** Start of Given data **

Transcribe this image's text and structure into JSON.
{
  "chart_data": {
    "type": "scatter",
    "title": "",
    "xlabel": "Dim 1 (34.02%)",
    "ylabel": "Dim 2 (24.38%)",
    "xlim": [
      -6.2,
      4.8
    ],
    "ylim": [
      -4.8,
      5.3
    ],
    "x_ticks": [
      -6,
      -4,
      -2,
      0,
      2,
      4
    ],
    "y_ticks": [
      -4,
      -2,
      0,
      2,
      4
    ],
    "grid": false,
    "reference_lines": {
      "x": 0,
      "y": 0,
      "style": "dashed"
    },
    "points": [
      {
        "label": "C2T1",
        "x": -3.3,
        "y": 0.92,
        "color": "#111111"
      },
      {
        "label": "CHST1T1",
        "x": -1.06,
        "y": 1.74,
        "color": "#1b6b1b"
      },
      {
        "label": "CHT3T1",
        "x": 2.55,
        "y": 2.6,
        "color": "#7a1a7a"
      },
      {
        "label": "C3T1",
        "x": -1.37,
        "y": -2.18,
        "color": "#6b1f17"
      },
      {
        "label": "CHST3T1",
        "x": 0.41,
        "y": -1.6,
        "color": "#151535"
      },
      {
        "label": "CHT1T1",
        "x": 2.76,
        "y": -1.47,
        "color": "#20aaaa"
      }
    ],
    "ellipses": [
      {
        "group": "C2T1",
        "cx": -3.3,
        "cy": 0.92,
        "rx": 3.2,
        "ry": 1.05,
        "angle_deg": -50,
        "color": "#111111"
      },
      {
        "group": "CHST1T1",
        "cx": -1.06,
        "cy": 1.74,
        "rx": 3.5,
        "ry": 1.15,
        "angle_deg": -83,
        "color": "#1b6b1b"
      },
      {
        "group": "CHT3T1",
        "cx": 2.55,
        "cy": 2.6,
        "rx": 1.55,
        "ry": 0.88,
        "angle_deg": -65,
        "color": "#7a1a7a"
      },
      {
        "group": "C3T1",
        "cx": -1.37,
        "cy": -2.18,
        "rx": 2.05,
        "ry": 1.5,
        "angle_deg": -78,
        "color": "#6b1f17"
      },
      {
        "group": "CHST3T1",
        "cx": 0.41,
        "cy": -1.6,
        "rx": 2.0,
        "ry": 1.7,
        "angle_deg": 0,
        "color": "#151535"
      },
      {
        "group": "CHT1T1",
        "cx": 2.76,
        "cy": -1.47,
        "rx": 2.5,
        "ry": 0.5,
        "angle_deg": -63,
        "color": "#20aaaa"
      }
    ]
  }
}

** End of Given data **

* Requirement *
Write the whole listing out again. Keep every line exactly as it is.

* Task response *
Transcribe this image's text and structure into JSON.
{
  "chart_data": {
    "type": "scatter",
    "title": "",
    "xlabel": "Dim 1 (34.02%)",
    "ylabel": "Dim 2 (24.38%)",
    "xlim": [
      -6.2,
      4.8
    ],
    "ylim": [
      -4.8,
      5.3
    ],
    "x_ticks": [
      -6,
      -4,
      -2,
      0,
      2,
      4
    ],
    "y_ticks": [
      -4,
      -2,
      0,
      2,
      4
    ],
    "grid": false,
    "reference_lines": {
      "x": 0,
      "y": 0,
      "style": "dashed"
    },
    "points": [
      {
        "label": "C2T1",
        "x": -3.3,
        "y": 0.92,
        "color": "#111111"
      },
      {
        "label": "CHST1T1",
        "x": -1.06,
        "y": 1.74,
        "color": "#1b6b1b"
      },
      {
        "label": "CHT3T1",
        "x": 2.55,
        "y": 2.6,
        "color": "#7a1a7a"
      },
      {
        "label": "C3T1",
        "x": -1.37,
        "y": -2.18,
        "color": "#6b1f17"
      },
      {
        "label": "CHST3T1",
        "x": 0.41,
        "y": -1.6,
        "color": "#151535"
      },
      {
        "label": "CHT1T1",
        "x": 2.76,
        "y": -1.47,
        "color": "#20aaaa"
      }
    ],
    "ellipses": [
      {
        "group": "C2T1",
        "cx": -3.3,
        "cy": 0.92,
        "rx": 3.2,
        "ry": 1.05,
        "angle_deg": -50,
        "color": "#111111"
      },
      {
        "group": "CHST1T1",
        "cx": -1.06,
        "cy": 1.74,
        "rx": 3.5,
        "ry": 1.15,
        "angle_deg": -83,
        "color": "#1b6b1b"
      },
      {
        "group": "CHT3T1",
        "cx": 2.55,
        "cy": 2.6,
        "rx": 1.55,
        "ry": 0.88,
        "angle_deg": -65,
        "color": "#7a1a7a"
      },
      {
        "group": "C3T1",
        "cx": -1.37,
        "cy": -2.18,
        "rx": 2.05,
        "ry": 1.5,
        "angle_deg": -78,
        "color": "#6b1f17"
      },
      {
        "group": "CHST3T1",
        "cx": 0.41,
        "cy": -1.6,
        "rx": 2.0,
        "ry": 1.7,
        "angle_deg": 0,
        "color": "#151535"
      },
      {
        "group": "CHT1T1",
        "cx": 2.76,
        "cy": -1.47,
        "rx": 2.5,
        "ry": 0.5,
        "angle_deg": -63,
        "color": "#20aaaa"
      }
    ]
  }
}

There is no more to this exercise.